— begin READING PASSAGE —
Vietnam monk says accused of anti-state activities
HANOI - A
dissident Buddhist monk said on
Saturday he had been summoned by
officials in communist-ruled
Vietnam's southern Ho Chi Minh
City and accused of anti-state
activities.
Thich Quang Do, who heads the
Institute for the Propagation of the
Dharma under the banned Unified
Buddhist Church of Vietnam
(UBCV), said 10 local officials,
including a representative of the
state-sanctioned Buddhist church,
had questioned him for two hours on
Friday morning.
``They said I was doing things
illegally against the government...and
that I tried to create division among
religions and tried to destroy the
unity of the people,'' Do told Reuters
by telephone.
He said that officials confronted him
with UBCV documents and a copy
of a letter he had written to European
Union ambassadors in Hanoi that
called for the EU to press for human
rights and religious freedom in
Vietnam.
``They asked me to sign a paper
saying I had acted illegally and that I
would stop, but I refused to sign,''
Do said.
``I said this was not a court...and I
do nothing illegally. I said that if I
have done something illegal, then
please bring me to the court.''
In the years following the end of the
Vietnam War in 1975, the victorious
communists banned the UBCV and
replaced it with the state-sanctioned
Vietnam Buddhist Church.
— end READING PASSAGE —
— begin SUPPLIED DATA —
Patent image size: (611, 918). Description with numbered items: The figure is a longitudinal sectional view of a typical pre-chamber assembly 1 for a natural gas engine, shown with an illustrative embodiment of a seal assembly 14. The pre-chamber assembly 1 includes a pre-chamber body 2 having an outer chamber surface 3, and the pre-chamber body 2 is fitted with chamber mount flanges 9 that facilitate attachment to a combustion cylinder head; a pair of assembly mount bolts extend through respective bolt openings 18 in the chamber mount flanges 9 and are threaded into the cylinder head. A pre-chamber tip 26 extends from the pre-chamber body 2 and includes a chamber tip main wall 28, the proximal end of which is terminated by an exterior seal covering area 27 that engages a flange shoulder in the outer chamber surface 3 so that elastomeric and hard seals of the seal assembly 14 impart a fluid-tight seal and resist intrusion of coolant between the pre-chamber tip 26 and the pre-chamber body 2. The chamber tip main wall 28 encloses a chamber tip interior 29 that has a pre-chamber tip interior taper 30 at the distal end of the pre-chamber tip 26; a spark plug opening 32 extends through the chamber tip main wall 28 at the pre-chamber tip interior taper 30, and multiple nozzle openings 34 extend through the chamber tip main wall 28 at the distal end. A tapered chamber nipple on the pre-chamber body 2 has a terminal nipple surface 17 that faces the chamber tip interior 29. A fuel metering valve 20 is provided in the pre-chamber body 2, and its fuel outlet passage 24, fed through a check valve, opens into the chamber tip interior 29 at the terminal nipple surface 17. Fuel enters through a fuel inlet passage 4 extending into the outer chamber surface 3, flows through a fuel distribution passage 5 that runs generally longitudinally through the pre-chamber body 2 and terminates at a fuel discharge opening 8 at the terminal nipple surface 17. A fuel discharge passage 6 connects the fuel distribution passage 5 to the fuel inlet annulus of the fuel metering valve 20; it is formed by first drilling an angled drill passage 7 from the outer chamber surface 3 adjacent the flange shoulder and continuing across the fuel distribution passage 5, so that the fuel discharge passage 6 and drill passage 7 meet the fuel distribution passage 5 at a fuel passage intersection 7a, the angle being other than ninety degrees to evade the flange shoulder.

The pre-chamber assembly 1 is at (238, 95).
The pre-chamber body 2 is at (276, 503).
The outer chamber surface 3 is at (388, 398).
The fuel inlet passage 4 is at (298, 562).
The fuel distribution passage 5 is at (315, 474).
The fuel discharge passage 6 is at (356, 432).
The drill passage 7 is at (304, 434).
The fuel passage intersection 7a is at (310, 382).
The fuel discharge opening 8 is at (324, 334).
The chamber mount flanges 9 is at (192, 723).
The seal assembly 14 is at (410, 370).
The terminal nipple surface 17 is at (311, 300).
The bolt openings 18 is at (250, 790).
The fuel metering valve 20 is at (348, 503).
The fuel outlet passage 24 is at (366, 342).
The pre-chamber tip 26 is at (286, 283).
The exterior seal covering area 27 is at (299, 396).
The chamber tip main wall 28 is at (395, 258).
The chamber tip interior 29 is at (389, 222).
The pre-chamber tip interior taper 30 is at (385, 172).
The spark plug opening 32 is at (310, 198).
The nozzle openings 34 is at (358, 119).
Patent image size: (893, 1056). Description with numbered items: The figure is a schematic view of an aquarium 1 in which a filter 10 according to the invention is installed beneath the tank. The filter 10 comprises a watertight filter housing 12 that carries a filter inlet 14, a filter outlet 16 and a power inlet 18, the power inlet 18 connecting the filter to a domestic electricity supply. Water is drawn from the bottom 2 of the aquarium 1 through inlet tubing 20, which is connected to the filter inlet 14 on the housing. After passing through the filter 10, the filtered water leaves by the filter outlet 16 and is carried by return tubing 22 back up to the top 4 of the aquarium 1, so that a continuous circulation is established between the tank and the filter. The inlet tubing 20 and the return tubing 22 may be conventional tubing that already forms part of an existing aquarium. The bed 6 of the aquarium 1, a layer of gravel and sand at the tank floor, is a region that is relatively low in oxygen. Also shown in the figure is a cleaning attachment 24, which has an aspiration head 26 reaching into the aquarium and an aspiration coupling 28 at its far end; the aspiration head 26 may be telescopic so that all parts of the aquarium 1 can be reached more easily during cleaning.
— end SUPPLIED DATA —
- WHAT YOU HAVE TO DO:
Copy out the news article above about the Vietnamese monk in full, word for word.

- ANSWER FOR THIS EXERCISE:
Vietnam monk says accused of anti-state activities
HANOI - A
dissident Buddhist monk said on
Saturday he had been summoned by
officials in communist-ruled
Vietnam's southern Ho Chi Minh
City and accused of anti-state
activities.
Thich Quang Do, who heads the
Institute for the Propagation of the
Dharma under the banned Unified
Buddhist Church of Vietnam
(UBCV), said 10 local officials,
including a representative of the
state-sanctioned Buddhist church,
had questioned him for two hours on
Friday morning.
``They said I was doing things
illegally against the government...and
that I tried to create division among
religions and tried to destroy the
unity of the people,'' Do told Reuters
by telephone.
He said that officials confronted him
with UBCV documents and a copy
of a letter he had written to European
Union ambassadors in Hanoi that
called for the EU to press for human
rights and religious freedom in
Vietnam.
``They asked me to sign a paper
saying I had acted illegally and that I
would stop, but I refused to sign,''
Do said.
``I said this was not a court...and I
do nothing illegally. I said that if I
have done something illegal, then
please bring me to the court.''
In the years following the end of the
Vietnam War in 1975, the victorious
communists banned the UBCV and
replaced it with the state-sanctioned
Vietnam Buddhist Church.